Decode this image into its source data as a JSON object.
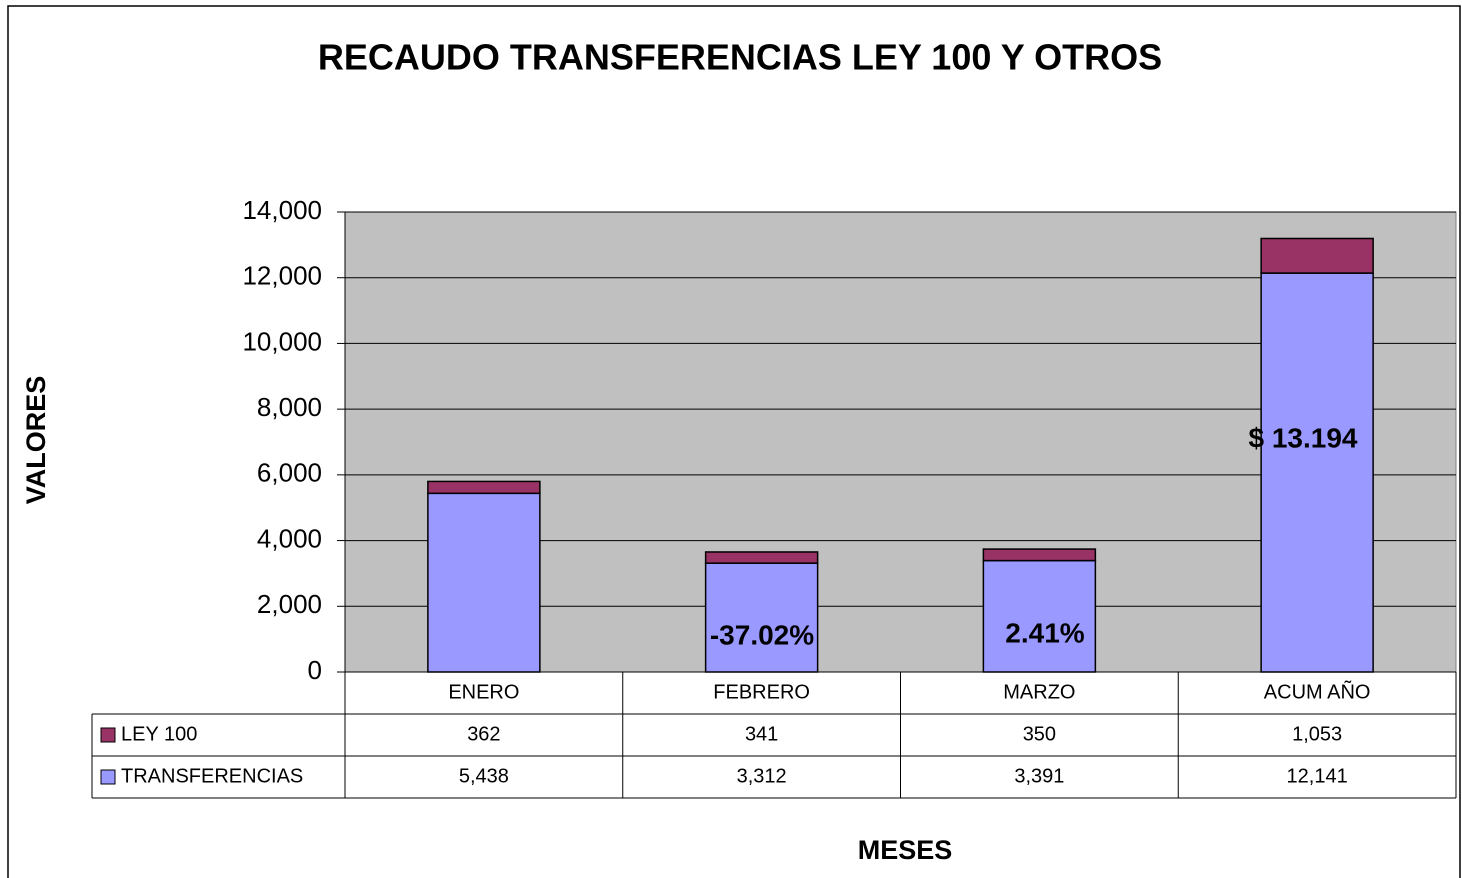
{
  "chart_data": {
    "type": "stacked_bar",
    "title": "RECAUDO TRANSFERENCIAS LEY 100 Y OTROS",
    "y_label": "VALORES",
    "x_label": "MESES",
    "categories": [
      "ENERO",
      "FEBRERO",
      "MARZO",
      "ACUM AÑO"
    ],
    "series": [
      {
        "name": "LEY 100",
        "color": "#993366",
        "values": [
          362,
          341,
          350,
          1053
        ],
        "value_labels": [
          "362",
          "341",
          "350",
          "1,053"
        ]
      },
      {
        "name": "TRANSFERENCIAS",
        "color": "#9999ff",
        "values": [
          5438,
          3312,
          3391,
          12141
        ],
        "value_labels": [
          "5,438",
          "3,312",
          "3,391",
          "12,141"
        ]
      }
    ],
    "ylim": [
      0,
      14000
    ],
    "yticks": [
      0,
      {
        "value": 2000,
        "label": "2,000"
      },
      {
        "value": 4000,
        "label": "4,000"
      },
      {
        "value": 6000,
        "label": "6,000"
      },
      {
        "value": 8000,
        "label": "8,000"
      },
      {
        "value": 10000,
        "label": "10,000"
      },
      {
        "value": 12000,
        "label": "12,000"
      },
      {
        "value": 14000,
        "label": "14,000"
      }
    ],
    "grid": true,
    "annotations": [
      "-37.02%",
      "2.41%",
      "$ 13.194"
    ]
  }
}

**EXERCISE PROMPT:**
Strip out the images, then output the records above word for word.

**IN RESPONSE:**
Decode this image into its source data as a JSON object.
{
  "chart_data": {
    "type": "stacked_bar",
    "title": "RECAUDO TRANSFERENCIAS LEY 100 Y OTROS",
    "y_label": "VALORES",
    "x_label": "MESES",
    "categories": [
      "ENERO",
      "FEBRERO",
      "MARZO",
      "ACUM AÑO"
    ],
    "series": [
      {
        "name": "LEY 100",
        "color": "#993366",
        "values": [
          362,
          341,
          350,
          1053
        ],
        "value_labels": [
          "362",
          "341",
          "350",
          "1,053"
        ]
      },
      {
        "name": "TRANSFERENCIAS",
        "color": "#9999ff",
        "values": [
          5438,
          3312,
          3391,
          12141
        ],
        "value_labels": [
          "5,438",
          "3,312",
          "3,391",
          "12,141"
        ]
      }
    ],
    "ylim": [
      0,
      14000
    ],
    "yticks": [
      0,
      {
        "value": 2000,
        "label": "2,000"
      },
      {
        "value": 4000,
        "label": "4,000"
      },
      {
        "value": 6000,
        "label": "6,000"
      },
      {
        "value": 8000,
        "label": "8,000"
      },
      {
        "value": 10000,
        "label": "10,000"
      },
      {
        "value": 12000,
        "label": "12,000"
      },
      {
        "value": 14000,
        "label": "14,000"
      }
    ],
    "grid": true,
    "annotations": [
      "-37.02%",
      "2.41%",
      "$ 13.194"
    ]
  }
}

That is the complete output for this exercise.